** BEGIN Extracted entries **

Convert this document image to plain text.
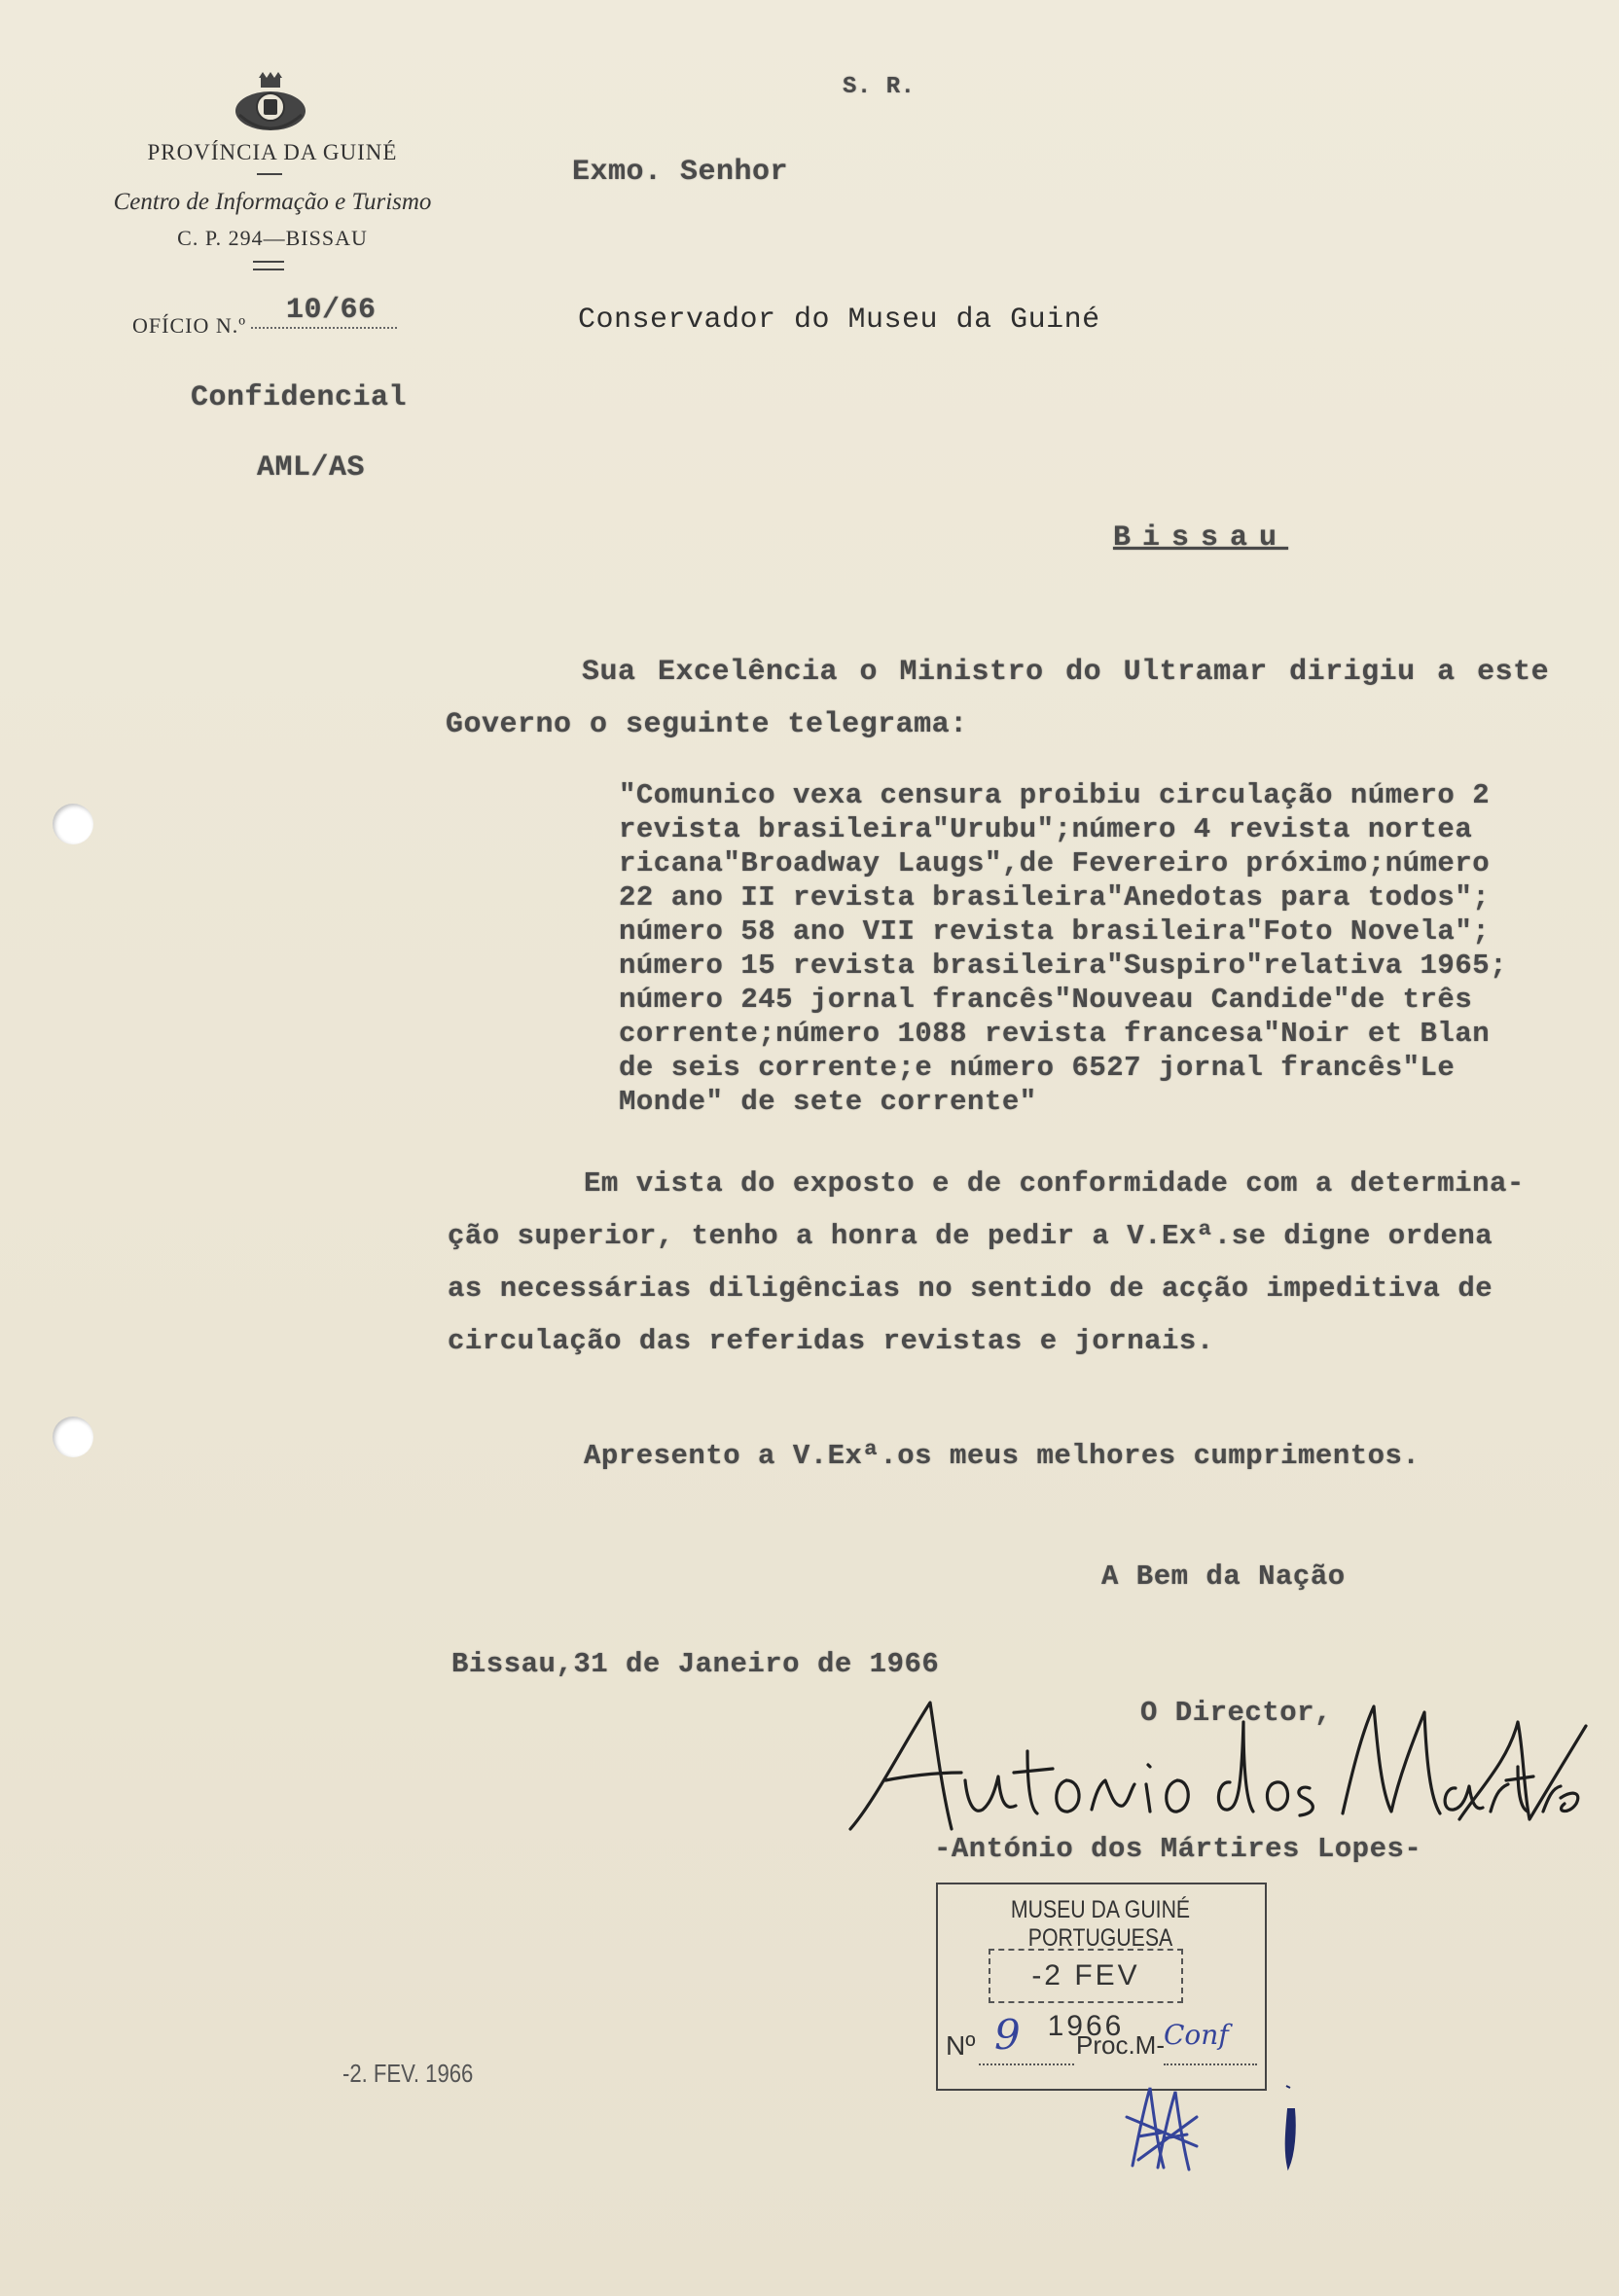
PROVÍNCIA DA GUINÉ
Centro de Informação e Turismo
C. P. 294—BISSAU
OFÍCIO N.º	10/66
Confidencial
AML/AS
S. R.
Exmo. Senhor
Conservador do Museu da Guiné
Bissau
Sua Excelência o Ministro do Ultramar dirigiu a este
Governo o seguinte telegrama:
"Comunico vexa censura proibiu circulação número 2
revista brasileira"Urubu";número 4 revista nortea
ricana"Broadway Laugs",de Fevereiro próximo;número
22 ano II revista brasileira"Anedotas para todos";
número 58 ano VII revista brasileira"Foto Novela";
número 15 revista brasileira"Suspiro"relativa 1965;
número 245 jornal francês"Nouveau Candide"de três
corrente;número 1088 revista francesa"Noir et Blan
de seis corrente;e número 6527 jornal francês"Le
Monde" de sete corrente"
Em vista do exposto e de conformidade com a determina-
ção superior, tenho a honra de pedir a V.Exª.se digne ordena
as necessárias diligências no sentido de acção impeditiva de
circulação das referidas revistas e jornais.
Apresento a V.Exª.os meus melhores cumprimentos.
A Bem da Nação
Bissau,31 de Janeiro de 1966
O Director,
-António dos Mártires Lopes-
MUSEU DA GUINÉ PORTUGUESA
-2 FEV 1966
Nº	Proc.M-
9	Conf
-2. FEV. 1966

** END Extracted entries **

Work required: Reproduce each entry precisely, dropping only the pictures.

The reply:
Convert this document image to plain text.
PROVÍNCIA DA GUINÉ
Centro de Informação e Turismo
C. P. 294—BISSAU
OFÍCIO N.º	10/66
Confidencial
AML/AS
S. R.
Exmo. Senhor
Conservador do Museu da Guiné
Bissau
Sua Excelência o Ministro do Ultramar dirigiu a este
Governo o seguinte telegrama:
"Comunico vexa censura proibiu circulação número 2
revista brasileira"Urubu";número 4 revista nortea
ricana"Broadway Laugs",de Fevereiro próximo;número
22 ano II revista brasileira"Anedotas para todos";
número 58 ano VII revista brasileira"Foto Novela";
número 15 revista brasileira"Suspiro"relativa 1965;
número 245 jornal francês"Nouveau Candide"de três
corrente;número 1088 revista francesa"Noir et Blan
de seis corrente;e número 6527 jornal francês"Le
Monde" de sete corrente"
Em vista do exposto e de conformidade com a determina-
ção superior, tenho a honra de pedir a V.Exª.se digne ordena
as necessárias diligências no sentido de acção impeditiva de
circulação das referidas revistas e jornais.
Apresento a V.Exª.os meus melhores cumprimentos.
A Bem da Nação
Bissau,31 de Janeiro de 1966
O Director,
-António dos Mártires Lopes-
MUSEU DA GUINÉ PORTUGUESA
-2 FEV 1966
Nº	Proc.M-
9	Conf
-2. FEV. 1966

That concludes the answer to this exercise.